- Input rows
·····
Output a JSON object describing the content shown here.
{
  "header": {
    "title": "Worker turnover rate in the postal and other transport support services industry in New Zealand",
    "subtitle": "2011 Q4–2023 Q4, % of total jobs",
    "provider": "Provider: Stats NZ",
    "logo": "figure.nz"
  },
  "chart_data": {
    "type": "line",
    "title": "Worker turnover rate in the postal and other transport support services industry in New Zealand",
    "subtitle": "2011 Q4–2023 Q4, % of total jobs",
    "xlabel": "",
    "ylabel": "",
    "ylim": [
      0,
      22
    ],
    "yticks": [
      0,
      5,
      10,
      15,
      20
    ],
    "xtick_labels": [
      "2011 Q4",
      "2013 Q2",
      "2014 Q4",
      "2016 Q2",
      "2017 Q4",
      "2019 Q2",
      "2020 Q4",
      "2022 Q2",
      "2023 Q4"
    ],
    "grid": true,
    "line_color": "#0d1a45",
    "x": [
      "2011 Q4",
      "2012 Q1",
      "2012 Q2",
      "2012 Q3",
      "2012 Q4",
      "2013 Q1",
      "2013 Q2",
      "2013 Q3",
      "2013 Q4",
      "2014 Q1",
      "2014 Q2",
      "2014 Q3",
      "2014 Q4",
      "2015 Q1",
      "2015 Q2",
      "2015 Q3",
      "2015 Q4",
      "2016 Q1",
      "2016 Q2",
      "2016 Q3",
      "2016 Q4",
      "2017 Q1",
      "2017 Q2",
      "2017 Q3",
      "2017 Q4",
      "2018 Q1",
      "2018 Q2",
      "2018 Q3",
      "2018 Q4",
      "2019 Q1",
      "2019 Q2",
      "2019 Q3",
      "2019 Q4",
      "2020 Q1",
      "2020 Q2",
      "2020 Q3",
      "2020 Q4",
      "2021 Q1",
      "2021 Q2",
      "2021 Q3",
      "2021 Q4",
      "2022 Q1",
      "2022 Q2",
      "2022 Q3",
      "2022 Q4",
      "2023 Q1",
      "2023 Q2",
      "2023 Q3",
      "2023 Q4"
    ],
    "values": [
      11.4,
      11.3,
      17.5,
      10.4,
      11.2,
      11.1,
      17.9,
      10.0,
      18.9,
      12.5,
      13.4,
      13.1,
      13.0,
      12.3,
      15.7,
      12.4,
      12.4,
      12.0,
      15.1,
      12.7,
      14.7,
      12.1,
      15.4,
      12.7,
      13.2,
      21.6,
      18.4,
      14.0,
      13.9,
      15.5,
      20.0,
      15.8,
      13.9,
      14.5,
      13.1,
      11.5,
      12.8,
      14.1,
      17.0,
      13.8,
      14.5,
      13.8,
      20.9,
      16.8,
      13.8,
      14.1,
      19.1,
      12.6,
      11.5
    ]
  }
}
·····
- Problem
Write the listing out again, exactly as it reads.

- Output of the task
Output a JSON object describing the content shown here.
{
  "header": {
    "title": "Worker turnover rate in the postal and other transport support services industry in New Zealand",
    "subtitle": "2011 Q4–2023 Q4, % of total jobs",
    "provider": "Provider: Stats NZ",
    "logo": "figure.nz"
  },
  "chart_data": {
    "type": "line",
    "title": "Worker turnover rate in the postal and other transport support services industry in New Zealand",
    "subtitle": "2011 Q4–2023 Q4, % of total jobs",
    "xlabel": "",
    "ylabel": "",
    "ylim": [
      0,
      22
    ],
    "yticks": [
      0,
      5,
      10,
      15,
      20
    ],
    "xtick_labels": [
      "2011 Q4",
      "2013 Q2",
      "2014 Q4",
      "2016 Q2",
      "2017 Q4",
      "2019 Q2",
      "2020 Q4",
      "2022 Q2",
      "2023 Q4"
    ],
    "grid": true,
    "line_color": "#0d1a45",
    "x": [
      "2011 Q4",
      "2012 Q1",
      "2012 Q2",
      "2012 Q3",
      "2012 Q4",
      "2013 Q1",
      "2013 Q2",
      "2013 Q3",
      "2013 Q4",
      "2014 Q1",
      "2014 Q2",
      "2014 Q3",
      "2014 Q4",
      "2015 Q1",
      "2015 Q2",
      "2015 Q3",
      "2015 Q4",
      "2016 Q1",
      "2016 Q2",
      "2016 Q3",
      "2016 Q4",
      "2017 Q1",
      "2017 Q2",
      "2017 Q3",
      "2017 Q4",
      "2018 Q1",
      "2018 Q2",
      "2018 Q3",
      "2018 Q4",
      "2019 Q1",
      "2019 Q2",
      "2019 Q3",
      "2019 Q4",
      "2020 Q1",
      "2020 Q2",
      "2020 Q3",
      "2020 Q4",
      "2021 Q1",
      "2021 Q2",
      "2021 Q3",
      "2021 Q4",
      "2022 Q1",
      "2022 Q2",
      "2022 Q3",
      "2022 Q4",
      "2023 Q1",
      "2023 Q2",
      "2023 Q3",
      "2023 Q4"
    ],
    "values": [
      11.4,
      11.3,
      17.5,
      10.4,
      11.2,
      11.1,
      17.9,
      10.0,
      18.9,
      12.5,
      13.4,
      13.1,
      13.0,
      12.3,
      15.7,
      12.4,
      12.4,
      12.0,
      15.1,
      12.7,
      14.7,
      12.1,
      15.4,
      12.7,
      13.2,
      21.6,
      18.4,
      14.0,
      13.9,
      15.5,
      20.0,
      15.8,
      13.9,
      14.5,
      13.1,
      11.5,
      12.8,
      14.1,
      17.0,
      13.8,
      14.5,
      13.8,
      20.9,
      16.8,
      13.8,
      14.1,
      19.1,
      12.6,
      11.5
    ]
  }
}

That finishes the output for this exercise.